---- SUPPLIED DATA
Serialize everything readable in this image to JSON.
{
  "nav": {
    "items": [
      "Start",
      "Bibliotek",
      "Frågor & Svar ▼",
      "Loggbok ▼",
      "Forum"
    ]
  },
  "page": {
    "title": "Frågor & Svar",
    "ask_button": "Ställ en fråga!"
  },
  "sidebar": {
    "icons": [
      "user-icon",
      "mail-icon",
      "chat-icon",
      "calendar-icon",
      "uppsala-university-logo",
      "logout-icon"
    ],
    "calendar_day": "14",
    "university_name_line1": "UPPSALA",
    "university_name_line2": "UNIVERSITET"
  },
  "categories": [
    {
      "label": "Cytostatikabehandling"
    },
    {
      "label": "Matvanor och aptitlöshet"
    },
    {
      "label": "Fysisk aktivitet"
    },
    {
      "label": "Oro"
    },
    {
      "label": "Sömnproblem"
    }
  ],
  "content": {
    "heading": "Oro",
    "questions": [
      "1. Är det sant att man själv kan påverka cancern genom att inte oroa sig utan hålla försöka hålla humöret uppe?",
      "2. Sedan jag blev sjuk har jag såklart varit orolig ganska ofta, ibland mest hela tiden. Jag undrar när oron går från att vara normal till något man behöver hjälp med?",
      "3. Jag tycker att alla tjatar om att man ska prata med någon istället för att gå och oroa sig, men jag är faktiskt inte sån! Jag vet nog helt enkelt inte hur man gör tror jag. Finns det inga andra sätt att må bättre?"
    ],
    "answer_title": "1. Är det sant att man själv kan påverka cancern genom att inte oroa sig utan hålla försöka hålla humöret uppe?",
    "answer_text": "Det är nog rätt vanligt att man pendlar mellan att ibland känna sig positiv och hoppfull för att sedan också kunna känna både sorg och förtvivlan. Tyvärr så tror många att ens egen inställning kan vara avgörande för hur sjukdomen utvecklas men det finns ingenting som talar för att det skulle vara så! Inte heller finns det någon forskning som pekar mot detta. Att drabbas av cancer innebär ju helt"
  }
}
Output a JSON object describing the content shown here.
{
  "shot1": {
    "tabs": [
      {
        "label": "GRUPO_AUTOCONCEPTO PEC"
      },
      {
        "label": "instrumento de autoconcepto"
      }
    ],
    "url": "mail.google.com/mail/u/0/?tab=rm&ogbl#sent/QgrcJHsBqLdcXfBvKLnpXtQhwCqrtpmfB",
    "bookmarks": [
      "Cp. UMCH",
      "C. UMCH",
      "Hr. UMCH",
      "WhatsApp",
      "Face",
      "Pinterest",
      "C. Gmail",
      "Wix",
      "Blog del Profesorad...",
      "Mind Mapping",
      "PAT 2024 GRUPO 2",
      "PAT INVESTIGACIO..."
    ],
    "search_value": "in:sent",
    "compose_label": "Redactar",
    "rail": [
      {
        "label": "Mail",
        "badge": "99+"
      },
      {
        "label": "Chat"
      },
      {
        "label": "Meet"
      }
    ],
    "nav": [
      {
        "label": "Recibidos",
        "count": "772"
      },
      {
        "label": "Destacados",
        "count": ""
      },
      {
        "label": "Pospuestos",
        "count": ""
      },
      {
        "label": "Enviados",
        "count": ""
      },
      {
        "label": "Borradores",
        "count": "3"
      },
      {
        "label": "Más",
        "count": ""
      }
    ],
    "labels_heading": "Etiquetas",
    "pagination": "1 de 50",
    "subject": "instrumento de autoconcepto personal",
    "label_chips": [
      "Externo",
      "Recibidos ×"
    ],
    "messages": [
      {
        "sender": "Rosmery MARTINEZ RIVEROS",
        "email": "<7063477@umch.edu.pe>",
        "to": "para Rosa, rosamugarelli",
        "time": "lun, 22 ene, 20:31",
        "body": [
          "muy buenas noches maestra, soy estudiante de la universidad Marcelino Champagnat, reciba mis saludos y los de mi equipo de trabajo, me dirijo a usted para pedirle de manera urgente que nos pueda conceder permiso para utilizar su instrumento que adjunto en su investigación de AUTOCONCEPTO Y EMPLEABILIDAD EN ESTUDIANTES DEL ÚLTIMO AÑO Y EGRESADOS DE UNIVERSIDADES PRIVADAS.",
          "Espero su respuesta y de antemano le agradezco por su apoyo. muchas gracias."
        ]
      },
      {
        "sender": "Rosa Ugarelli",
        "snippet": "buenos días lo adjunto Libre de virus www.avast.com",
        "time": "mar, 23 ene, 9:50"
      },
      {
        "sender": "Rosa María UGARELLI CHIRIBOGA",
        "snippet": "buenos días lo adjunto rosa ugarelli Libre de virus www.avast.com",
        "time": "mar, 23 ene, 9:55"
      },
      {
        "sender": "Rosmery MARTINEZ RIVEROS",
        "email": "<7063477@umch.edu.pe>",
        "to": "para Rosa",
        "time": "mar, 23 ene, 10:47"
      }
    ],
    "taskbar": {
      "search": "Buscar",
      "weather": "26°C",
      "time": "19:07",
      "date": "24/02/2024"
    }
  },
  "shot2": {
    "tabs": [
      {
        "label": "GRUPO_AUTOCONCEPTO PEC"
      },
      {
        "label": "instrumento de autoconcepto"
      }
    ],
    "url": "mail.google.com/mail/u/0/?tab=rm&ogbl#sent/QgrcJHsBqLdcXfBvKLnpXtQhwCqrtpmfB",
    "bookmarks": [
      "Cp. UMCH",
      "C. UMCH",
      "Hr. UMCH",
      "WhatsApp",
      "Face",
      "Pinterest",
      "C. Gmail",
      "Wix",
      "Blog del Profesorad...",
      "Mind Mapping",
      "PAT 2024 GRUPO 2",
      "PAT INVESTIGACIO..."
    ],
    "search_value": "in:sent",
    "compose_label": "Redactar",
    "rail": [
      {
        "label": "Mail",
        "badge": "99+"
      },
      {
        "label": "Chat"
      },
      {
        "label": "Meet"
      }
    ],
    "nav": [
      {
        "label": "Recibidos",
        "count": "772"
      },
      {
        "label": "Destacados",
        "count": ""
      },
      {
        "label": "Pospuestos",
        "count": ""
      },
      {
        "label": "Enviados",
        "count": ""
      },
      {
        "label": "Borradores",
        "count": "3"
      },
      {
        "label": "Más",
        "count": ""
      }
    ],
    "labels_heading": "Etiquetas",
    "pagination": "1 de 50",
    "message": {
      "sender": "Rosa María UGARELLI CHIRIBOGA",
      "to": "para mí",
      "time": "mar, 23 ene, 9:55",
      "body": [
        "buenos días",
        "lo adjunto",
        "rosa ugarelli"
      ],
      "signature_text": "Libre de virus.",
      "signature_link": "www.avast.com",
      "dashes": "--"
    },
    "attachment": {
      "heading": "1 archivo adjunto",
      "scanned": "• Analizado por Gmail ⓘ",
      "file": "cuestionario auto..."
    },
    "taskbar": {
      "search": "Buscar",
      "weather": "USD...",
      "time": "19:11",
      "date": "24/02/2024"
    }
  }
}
--------
## ACTION ITEM
Take the entries above and transcribe them in full.

## EXERCISE SOLUTION
Serialize everything readable in this image to JSON.
{
  "nav": {
    "items": [
      "Start",
      "Bibliotek",
      "Frågor & Svar ▼",
      "Loggbok ▼",
      "Forum"
    ]
  },
  "page": {
    "title": "Frågor & Svar",
    "ask_button": "Ställ en fråga!"
  },
  "sidebar": {
    "icons": [
      "user-icon",
      "mail-icon",
      "chat-icon",
      "calendar-icon",
      "uppsala-university-logo",
      "logout-icon"
    ],
    "calendar_day": "14",
    "university_name_line1": "UPPSALA",
    "university_name_line2": "UNIVERSITET"
  },
  "categories": [
    {
      "label": "Cytostatikabehandling"
    },
    {
      "label": "Matvanor och aptitlöshet"
    },
    {
      "label": "Fysisk aktivitet"
    },
    {
      "label": "Oro"
    },
    {
      "label": "Sömnproblem"
    }
  ],
  "content": {
    "heading": "Oro",
    "questions": [
      "1. Är det sant att man själv kan påverka cancern genom att inte oroa sig utan hålla försöka hålla humöret uppe?",
      "2. Sedan jag blev sjuk har jag såklart varit orolig ganska ofta, ibland mest hela tiden. Jag undrar när oron går från att vara normal till något man behöver hjälp med?",
      "3. Jag tycker att alla tjatar om att man ska prata med någon istället för att gå och oroa sig, men jag är faktiskt inte sån! Jag vet nog helt enkelt inte hur man gör tror jag. Finns det inga andra sätt att må bättre?"
    ],
    "answer_title": "1. Är det sant att man själv kan påverka cancern genom att inte oroa sig utan hålla försöka hålla humöret uppe?",
    "answer_text": "Det är nog rätt vanligt att man pendlar mellan att ibland känna sig positiv och hoppfull för att sedan också kunna känna både sorg och förtvivlan. Tyvärr så tror många att ens egen inställning kan vara avgörande för hur sjukdomen utvecklas men det finns ingenting som talar för att det skulle vara så! Inte heller finns det någon forskning som pekar mot detta. Att drabbas av cancer innebär ju helt"
  }
}
Output a JSON object describing the content shown here.
{
  "shot1": {
    "tabs": [
      {
        "label": "GRUPO_AUTOCONCEPTO PEC"
      },
      {
        "label": "instrumento de autoconcepto"
      }
    ],
    "url": "mail.google.com/mail/u/0/?tab=rm&ogbl#sent/QgrcJHsBqLdcXfBvKLnpXtQhwCqrtpmfB",
    "bookmarks": [
      "Cp. UMCH",
      "C. UMCH",
      "Hr. UMCH",
      "WhatsApp",
      "Face",
      "Pinterest",
      "C. Gmail",
      "Wix",
      "Blog del Profesorad...",
      "Mind Mapping",
      "PAT 2024 GRUPO 2",
      "PAT INVESTIGACIO..."
    ],
    "search_value": "in:sent",
    "compose_label": "Redactar",
    "rail": [
      {
        "label": "Mail",
        "badge": "99+"
      },
      {
        "label": "Chat"
      },
      {
        "label": "Meet"
      }
    ],
    "nav": [
      {
        "label": "Recibidos",
        "count": "772"
      },
      {
        "label": "Destacados",
        "count": ""
      },
      {
        "label": "Pospuestos",
        "count": ""
      },
      {
        "label": "Enviados",
        "count": ""
      },
      {
        "label": "Borradores",
        "count": "3"
      },
      {
        "label": "Más",
        "count": ""
      }
    ],
    "labels_heading": "Etiquetas",
    "pagination": "1 de 50",
    "subject": "instrumento de autoconcepto personal",
    "label_chips": [
      "Externo",
      "Recibidos ×"
    ],
    "messages": [
      {
        "sender": "Rosmery MARTINEZ RIVEROS",
        "email": "<7063477@umch.edu.pe>",
        "to": "para Rosa, rosamugarelli",
        "time": "lun, 22 ene, 20:31",
        "body": [
          "muy buenas noches maestra, soy estudiante de la universidad Marcelino Champagnat, reciba mis saludos y los de mi equipo de trabajo, me dirijo a usted para pedirle de manera urgente que nos pueda conceder permiso para utilizar su instrumento que adjunto en su investigación de AUTOCONCEPTO Y EMPLEABILIDAD EN ESTUDIANTES DEL ÚLTIMO AÑO Y EGRESADOS DE UNIVERSIDADES PRIVADAS.",
          "Espero su respuesta y de antemano le agradezco por su apoyo. muchas gracias."
        ]
      },
      {
        "sender": "Rosa Ugarelli",
        "snippet": "buenos días lo adjunto Libre de virus www.avast.com",
        "time": "mar, 23 ene, 9:50"
      },
      {
        "sender": "Rosa María UGARELLI CHIRIBOGA",
        "snippet": "buenos días lo adjunto rosa ugarelli Libre de virus www.avast.com",
        "time": "mar, 23 ene, 9:55"
      },
      {
        "sender": "Rosmery MARTINEZ RIVEROS",
        "email": "<7063477@umch.edu.pe>",
        "to": "para Rosa",
        "time": "mar, 23 ene, 10:47"
      }
    ],
    "taskbar": {
      "search": "Buscar",
      "weather": "26°C",
      "time": "19:07",
      "date": "24/02/2024"
    }
  },
  "shot2": {
    "tabs": [
      {
        "label": "GRUPO_AUTOCONCEPTO PEC"
      },
      {
        "label": "instrumento de autoconcepto"
      }
    ],
    "url": "mail.google.com/mail/u/0/?tab=rm&ogbl#sent/QgrcJHsBqLdcXfBvKLnpXtQhwCqrtpmfB",
    "bookmarks": [
      "Cp. UMCH",
      "C. UMCH",
      "Hr. UMCH",
      "WhatsApp",
      "Face",
      "Pinterest",
      "C. Gmail",
      "Wix",
      "Blog del Profesorad...",
      "Mind Mapping",
      "PAT 2024 GRUPO 2",
      "PAT INVESTIGACIO..."
    ],
    "search_value": "in:sent",
    "compose_label": "Redactar",
    "rail": [
      {
        "label": "Mail",
        "badge": "99+"
      },
      {
        "label": "Chat"
      },
      {
        "label": "Meet"
      }
    ],
    "nav": [
      {
        "label": "Recibidos",
        "count": "772"
      },
      {
        "label": "Destacados",
        "count": ""
      },
      {
        "label": "Pospuestos",
        "count": ""
      },
      {
        "label": "Enviados",
        "count": ""
      },
      {
        "label": "Borradores",
        "count": "3"
      },
      {
        "label": "Más",
        "count": ""
      }
    ],
    "labels_heading": "Etiquetas",
    "pagination": "1 de 50",
    "message": {
      "sender": "Rosa María UGARELLI CHIRIBOGA",
      "to": "para mí",
      "time": "mar, 23 ene, 9:55",
      "body": [
        "buenos días",
        "lo adjunto",
        "rosa ugarelli"
      ],
      "signature_text": "Libre de virus.",
      "signature_link": "www.avast.com",
      "dashes": "--"
    },
    "attachment": {
      "heading": "1 archivo adjunto",
      "scanned": "• Analizado por Gmail ⓘ",
      "file": "cuestionario auto..."
    },
    "taskbar": {
      "search": "Buscar",
      "weather": "USD...",
      "time": "19:11",
      "date": "24/02/2024"
    }
  }
}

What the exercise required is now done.